_Short task_.
Each line that includes "failure" counts once; give the total and nothing besides.

--- begin Material ---

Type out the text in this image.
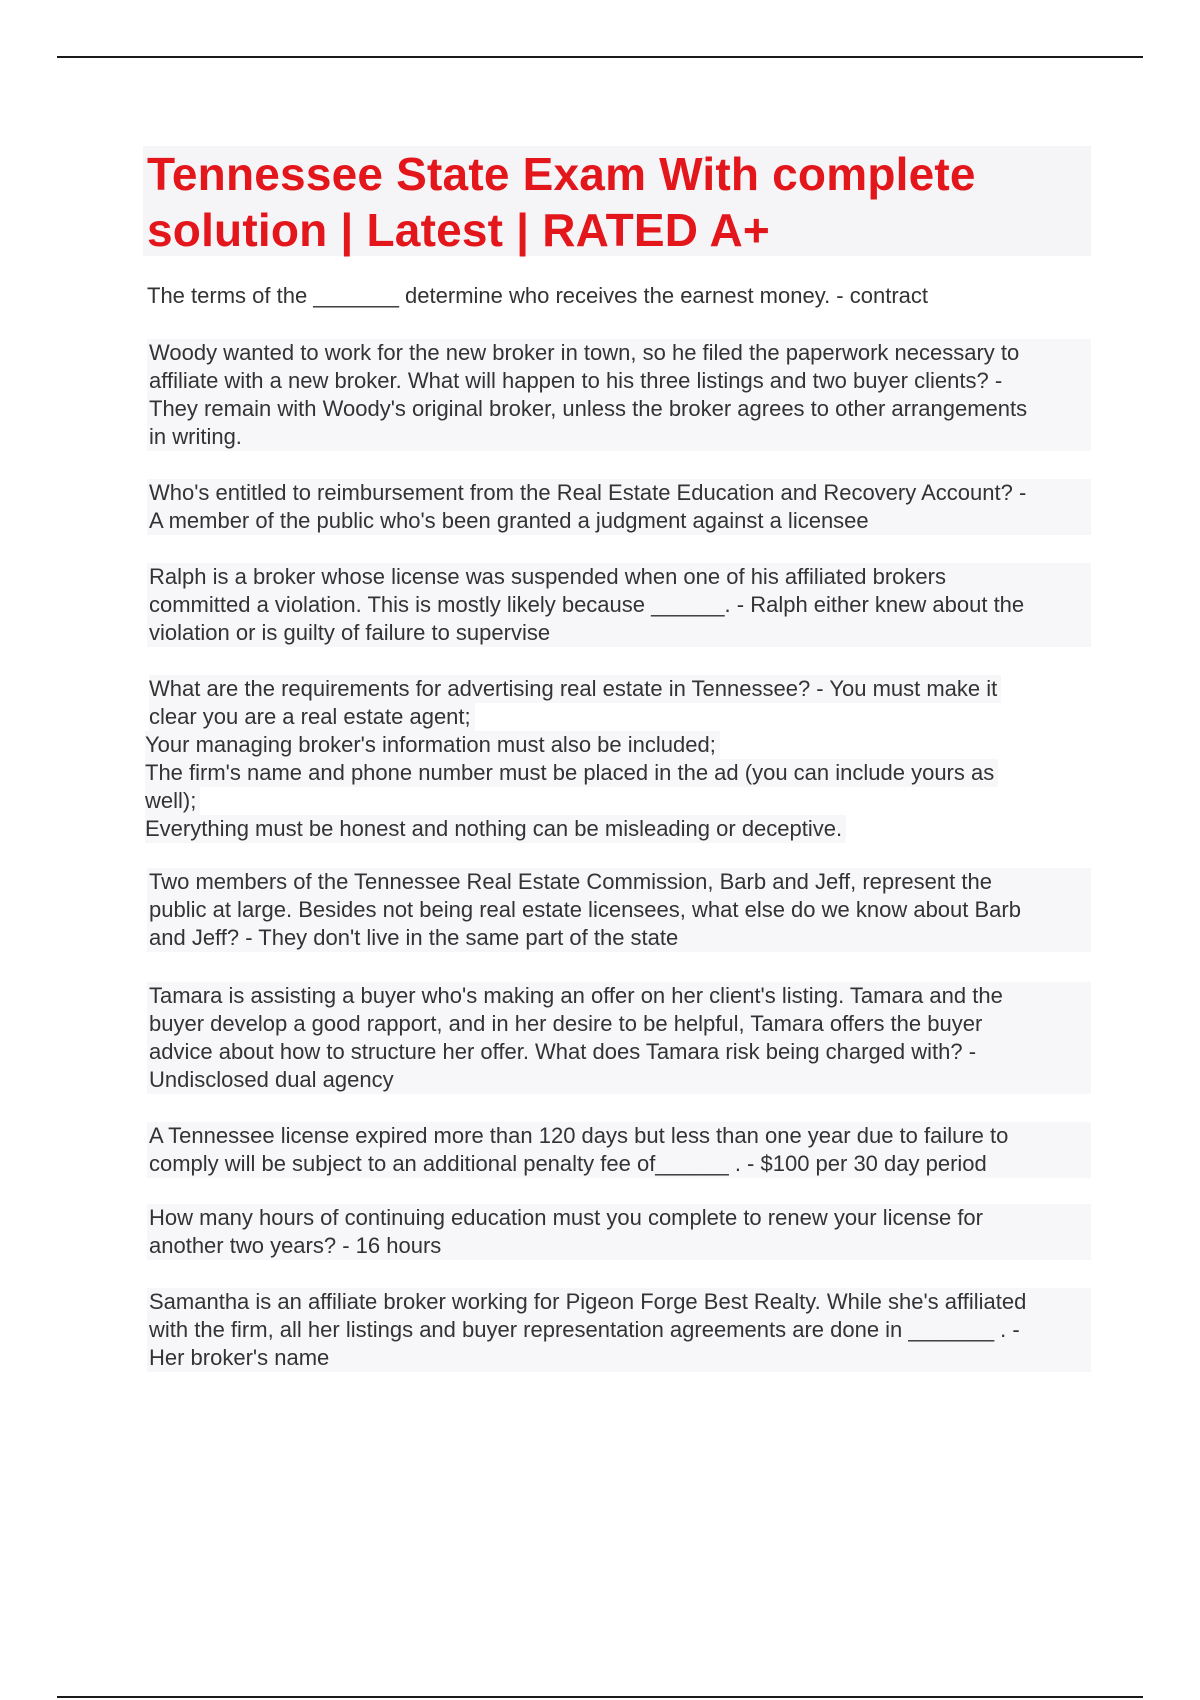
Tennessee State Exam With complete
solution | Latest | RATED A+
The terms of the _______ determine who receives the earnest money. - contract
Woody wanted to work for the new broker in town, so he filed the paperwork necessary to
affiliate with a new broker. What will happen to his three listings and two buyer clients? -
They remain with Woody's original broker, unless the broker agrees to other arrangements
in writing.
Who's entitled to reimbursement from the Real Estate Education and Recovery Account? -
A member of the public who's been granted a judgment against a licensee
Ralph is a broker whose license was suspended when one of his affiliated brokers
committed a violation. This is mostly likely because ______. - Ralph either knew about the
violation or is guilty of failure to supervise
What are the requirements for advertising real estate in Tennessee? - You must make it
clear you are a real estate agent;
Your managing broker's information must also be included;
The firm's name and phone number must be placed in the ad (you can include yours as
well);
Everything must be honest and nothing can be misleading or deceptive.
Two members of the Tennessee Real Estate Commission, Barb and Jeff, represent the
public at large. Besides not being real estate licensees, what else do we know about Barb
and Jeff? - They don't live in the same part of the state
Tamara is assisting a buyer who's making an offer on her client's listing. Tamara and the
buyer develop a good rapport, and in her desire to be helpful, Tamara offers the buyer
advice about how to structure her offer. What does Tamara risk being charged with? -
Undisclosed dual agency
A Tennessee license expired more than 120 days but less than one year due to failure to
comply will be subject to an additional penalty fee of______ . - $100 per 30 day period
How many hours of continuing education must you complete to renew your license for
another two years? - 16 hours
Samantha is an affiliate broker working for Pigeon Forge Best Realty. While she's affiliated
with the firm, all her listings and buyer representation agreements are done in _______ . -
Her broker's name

--- end Material ---

_Exercise answer_.
2